_What you have to do_:
Search the records for the word "name" and pick out every line that has it.

[Figure record listings]
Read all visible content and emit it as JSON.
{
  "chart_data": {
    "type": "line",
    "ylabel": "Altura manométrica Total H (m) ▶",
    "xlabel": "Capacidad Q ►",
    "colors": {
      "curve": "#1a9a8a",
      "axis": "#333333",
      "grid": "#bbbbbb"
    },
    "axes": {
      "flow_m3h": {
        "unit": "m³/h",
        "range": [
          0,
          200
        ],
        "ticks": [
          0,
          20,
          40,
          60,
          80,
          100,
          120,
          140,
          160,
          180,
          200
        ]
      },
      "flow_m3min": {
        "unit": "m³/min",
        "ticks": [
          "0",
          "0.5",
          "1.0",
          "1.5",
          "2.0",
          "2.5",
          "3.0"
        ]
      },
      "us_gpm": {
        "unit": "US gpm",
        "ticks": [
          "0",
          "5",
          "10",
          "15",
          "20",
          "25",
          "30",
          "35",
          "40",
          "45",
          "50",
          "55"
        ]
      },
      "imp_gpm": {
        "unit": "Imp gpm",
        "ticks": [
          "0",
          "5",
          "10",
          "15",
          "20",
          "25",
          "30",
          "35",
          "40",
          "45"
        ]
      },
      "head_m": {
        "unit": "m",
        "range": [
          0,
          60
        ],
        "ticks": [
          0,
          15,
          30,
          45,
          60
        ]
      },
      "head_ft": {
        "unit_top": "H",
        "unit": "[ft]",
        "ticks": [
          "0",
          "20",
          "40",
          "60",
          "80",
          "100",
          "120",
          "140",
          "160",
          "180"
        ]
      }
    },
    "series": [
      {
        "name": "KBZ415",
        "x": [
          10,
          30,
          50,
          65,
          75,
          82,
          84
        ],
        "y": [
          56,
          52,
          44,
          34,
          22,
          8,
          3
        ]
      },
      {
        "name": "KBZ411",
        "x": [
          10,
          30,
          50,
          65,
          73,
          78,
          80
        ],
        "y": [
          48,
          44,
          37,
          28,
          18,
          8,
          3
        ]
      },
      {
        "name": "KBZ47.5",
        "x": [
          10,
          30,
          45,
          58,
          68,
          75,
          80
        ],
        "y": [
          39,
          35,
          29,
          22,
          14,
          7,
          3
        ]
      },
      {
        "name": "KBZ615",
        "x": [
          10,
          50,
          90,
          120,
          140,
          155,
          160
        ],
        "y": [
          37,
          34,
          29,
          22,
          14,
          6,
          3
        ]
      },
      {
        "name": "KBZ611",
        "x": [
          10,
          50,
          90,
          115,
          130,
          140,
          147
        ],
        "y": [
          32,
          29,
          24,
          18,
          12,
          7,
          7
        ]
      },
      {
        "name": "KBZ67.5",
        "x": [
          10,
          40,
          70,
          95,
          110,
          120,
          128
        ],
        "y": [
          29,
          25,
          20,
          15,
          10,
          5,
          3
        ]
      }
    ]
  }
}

_Solution to this exercise_:
        "name": "KBZ415",
        "name": "KBZ411",
        "name": "KBZ47.5",
        "name": "KBZ615",
        "name": "KBZ611",
        "name": "KBZ67.5",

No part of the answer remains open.